**To do:** Determine the number of lines that have the string "position" in them, and give only that number.

**Supplied information:**
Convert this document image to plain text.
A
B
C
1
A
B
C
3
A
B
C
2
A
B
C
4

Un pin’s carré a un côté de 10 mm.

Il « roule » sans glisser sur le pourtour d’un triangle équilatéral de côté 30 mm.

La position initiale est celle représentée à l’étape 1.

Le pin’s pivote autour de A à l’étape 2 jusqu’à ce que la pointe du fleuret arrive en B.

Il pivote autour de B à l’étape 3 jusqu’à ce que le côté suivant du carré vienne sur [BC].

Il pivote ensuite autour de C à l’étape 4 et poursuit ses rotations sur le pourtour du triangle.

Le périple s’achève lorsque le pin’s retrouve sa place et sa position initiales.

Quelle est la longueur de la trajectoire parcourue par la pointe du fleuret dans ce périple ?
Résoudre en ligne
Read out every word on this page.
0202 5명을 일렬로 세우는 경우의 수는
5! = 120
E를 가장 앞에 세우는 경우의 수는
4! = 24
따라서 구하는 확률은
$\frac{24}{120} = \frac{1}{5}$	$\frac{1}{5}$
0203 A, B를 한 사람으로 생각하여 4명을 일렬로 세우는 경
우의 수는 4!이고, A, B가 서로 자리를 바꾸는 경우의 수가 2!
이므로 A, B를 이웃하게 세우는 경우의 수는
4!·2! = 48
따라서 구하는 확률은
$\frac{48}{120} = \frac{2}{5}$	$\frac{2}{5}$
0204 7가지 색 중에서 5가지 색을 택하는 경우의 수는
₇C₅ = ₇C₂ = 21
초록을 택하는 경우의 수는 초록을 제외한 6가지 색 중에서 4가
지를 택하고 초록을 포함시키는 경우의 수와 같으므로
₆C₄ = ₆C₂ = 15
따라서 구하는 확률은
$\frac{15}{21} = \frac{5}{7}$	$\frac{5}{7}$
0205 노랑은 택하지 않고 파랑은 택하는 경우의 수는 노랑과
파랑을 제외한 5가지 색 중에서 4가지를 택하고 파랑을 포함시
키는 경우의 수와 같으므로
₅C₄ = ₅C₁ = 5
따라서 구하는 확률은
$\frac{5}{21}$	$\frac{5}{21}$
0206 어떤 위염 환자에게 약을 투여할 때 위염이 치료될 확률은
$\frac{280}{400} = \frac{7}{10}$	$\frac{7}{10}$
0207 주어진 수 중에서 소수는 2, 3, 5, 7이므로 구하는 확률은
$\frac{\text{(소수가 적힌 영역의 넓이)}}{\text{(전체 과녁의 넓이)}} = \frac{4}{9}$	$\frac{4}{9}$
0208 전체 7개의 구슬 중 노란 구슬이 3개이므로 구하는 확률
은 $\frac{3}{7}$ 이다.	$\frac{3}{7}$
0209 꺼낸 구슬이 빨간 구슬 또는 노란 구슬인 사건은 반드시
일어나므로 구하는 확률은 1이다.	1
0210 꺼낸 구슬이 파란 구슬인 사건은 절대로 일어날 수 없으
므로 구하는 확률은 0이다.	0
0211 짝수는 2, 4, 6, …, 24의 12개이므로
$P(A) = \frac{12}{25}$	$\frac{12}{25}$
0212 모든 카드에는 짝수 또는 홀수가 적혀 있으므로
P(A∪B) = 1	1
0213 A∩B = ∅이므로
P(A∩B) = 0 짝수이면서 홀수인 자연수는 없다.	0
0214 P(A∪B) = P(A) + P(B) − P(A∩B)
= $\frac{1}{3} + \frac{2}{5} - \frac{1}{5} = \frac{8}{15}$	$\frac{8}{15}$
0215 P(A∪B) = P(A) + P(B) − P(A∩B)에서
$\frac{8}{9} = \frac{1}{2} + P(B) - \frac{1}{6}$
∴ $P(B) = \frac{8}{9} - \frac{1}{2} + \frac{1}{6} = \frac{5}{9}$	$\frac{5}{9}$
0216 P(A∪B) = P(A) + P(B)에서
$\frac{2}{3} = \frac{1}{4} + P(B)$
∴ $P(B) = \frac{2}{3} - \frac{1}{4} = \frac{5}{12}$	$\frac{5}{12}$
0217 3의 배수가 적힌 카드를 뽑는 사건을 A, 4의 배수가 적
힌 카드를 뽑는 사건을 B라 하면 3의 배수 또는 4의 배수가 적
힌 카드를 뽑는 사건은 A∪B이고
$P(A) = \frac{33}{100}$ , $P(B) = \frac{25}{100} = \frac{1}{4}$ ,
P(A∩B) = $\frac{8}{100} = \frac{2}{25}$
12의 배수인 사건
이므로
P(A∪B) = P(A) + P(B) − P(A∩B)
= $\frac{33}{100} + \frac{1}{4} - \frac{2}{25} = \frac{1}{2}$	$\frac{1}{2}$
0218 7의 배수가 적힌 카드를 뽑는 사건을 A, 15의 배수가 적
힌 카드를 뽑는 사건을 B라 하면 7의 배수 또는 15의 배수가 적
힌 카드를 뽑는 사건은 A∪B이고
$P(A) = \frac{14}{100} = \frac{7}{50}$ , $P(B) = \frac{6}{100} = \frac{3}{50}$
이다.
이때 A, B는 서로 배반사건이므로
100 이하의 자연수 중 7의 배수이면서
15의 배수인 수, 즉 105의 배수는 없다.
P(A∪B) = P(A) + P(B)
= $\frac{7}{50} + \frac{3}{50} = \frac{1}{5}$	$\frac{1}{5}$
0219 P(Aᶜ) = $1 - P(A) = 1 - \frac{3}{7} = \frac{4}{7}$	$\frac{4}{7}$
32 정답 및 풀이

**The completed task:** 2